### Input data
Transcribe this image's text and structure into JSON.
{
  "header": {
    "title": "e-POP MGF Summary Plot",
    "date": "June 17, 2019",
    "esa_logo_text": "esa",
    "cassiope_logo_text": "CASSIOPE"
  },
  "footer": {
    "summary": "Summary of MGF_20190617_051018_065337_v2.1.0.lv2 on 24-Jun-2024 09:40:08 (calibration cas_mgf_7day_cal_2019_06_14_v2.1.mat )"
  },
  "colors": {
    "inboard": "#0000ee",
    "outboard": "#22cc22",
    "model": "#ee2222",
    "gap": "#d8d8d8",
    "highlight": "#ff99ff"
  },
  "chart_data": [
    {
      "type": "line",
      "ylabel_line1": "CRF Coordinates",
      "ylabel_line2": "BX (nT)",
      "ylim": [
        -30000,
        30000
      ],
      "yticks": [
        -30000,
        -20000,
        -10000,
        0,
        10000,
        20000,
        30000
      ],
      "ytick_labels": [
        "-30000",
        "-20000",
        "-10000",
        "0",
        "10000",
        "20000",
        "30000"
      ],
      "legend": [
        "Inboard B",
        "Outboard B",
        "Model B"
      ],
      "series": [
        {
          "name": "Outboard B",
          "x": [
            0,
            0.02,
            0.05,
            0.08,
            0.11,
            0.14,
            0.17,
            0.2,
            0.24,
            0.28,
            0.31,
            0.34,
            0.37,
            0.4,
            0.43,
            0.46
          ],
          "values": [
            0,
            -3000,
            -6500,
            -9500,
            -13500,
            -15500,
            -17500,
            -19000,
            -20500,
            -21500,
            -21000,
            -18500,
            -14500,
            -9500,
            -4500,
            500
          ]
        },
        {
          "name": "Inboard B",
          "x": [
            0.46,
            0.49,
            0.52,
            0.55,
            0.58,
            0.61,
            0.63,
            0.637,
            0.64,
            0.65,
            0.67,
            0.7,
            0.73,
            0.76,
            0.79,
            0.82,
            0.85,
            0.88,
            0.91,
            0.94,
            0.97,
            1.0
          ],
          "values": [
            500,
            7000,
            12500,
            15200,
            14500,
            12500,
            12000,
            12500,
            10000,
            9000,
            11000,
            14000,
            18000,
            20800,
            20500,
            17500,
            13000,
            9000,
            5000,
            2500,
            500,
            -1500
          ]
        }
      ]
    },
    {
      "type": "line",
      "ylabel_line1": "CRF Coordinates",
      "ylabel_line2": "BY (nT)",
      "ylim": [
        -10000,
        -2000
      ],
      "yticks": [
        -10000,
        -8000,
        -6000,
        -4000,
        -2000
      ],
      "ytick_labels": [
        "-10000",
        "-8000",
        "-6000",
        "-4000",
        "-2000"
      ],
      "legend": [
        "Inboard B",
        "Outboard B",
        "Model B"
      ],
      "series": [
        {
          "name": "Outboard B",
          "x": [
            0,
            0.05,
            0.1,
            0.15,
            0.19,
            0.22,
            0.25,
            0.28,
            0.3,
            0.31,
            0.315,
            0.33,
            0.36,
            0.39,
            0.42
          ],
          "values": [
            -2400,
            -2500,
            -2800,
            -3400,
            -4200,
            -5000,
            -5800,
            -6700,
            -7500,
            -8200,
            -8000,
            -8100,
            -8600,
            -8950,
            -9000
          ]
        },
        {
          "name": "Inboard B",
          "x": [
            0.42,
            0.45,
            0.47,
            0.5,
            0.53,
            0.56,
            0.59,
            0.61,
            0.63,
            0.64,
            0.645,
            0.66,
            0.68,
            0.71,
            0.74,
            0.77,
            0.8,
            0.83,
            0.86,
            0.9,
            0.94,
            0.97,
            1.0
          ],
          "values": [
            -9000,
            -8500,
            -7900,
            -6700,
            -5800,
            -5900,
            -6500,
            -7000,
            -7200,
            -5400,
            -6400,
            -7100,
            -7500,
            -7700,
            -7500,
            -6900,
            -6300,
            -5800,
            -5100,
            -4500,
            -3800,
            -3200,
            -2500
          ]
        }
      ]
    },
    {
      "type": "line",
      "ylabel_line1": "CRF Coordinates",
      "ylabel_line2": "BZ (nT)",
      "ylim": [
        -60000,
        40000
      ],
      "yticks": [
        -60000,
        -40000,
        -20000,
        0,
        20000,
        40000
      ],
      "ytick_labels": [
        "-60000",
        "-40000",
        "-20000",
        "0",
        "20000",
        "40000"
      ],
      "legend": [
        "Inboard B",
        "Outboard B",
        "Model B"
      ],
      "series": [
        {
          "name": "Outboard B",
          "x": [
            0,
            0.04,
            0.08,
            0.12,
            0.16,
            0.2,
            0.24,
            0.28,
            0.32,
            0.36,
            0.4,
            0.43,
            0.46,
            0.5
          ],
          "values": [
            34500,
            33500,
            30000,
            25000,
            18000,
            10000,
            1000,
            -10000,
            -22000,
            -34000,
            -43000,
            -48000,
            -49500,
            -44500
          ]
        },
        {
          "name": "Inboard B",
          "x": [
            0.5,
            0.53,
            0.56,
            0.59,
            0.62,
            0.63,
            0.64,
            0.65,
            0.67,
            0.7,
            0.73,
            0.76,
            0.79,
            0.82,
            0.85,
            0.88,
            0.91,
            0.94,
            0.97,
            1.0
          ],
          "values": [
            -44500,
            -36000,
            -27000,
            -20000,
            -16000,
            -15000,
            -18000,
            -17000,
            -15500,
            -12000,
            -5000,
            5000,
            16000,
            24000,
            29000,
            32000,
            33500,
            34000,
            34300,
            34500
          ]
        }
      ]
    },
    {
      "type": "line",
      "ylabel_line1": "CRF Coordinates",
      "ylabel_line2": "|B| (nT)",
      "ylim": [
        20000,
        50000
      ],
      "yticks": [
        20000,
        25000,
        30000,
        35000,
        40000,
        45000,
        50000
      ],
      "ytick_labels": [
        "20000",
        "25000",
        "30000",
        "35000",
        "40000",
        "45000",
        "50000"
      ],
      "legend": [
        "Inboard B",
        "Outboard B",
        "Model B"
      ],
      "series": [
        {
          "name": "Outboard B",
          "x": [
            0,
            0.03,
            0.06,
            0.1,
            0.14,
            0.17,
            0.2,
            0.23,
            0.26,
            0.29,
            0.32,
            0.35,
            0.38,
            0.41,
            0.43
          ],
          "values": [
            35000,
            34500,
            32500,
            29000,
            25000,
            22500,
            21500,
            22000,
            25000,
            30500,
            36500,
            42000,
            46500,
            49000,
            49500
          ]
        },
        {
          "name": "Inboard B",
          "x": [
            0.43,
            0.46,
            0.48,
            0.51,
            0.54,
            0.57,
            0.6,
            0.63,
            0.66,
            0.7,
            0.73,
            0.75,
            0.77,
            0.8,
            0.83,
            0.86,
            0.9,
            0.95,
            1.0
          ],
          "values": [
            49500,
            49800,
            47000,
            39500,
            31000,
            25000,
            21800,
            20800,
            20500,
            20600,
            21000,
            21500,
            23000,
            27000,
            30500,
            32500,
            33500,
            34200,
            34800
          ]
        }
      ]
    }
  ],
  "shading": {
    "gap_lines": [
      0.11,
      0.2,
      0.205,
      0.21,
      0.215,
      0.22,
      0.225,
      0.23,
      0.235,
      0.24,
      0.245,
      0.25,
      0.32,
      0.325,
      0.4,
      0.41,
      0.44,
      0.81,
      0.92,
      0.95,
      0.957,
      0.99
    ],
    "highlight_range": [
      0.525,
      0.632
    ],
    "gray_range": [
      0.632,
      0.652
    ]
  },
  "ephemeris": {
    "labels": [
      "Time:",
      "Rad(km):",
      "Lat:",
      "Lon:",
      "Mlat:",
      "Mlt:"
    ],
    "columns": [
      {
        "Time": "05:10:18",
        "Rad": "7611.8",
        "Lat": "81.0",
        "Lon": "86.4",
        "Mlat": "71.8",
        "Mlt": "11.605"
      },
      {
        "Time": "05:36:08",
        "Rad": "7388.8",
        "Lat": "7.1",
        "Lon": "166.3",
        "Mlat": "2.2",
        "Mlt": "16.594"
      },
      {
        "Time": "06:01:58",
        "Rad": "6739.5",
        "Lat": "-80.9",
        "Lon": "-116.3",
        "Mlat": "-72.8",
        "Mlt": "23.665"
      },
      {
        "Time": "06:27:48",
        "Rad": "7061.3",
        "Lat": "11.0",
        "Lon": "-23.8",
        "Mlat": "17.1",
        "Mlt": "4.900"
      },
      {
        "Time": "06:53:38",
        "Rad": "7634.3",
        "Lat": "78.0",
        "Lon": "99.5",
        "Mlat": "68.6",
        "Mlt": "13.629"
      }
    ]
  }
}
######
## Exercise description:
Gather and copy every line of the data in which the string "Mlat" is found.

## Full solution:
      "Mlat:",
        "Mlat": "71.8",
        "Mlat": "2.2",
        "Mlat": "-72.8",
        "Mlat": "17.1",
        "Mlat": "68.6",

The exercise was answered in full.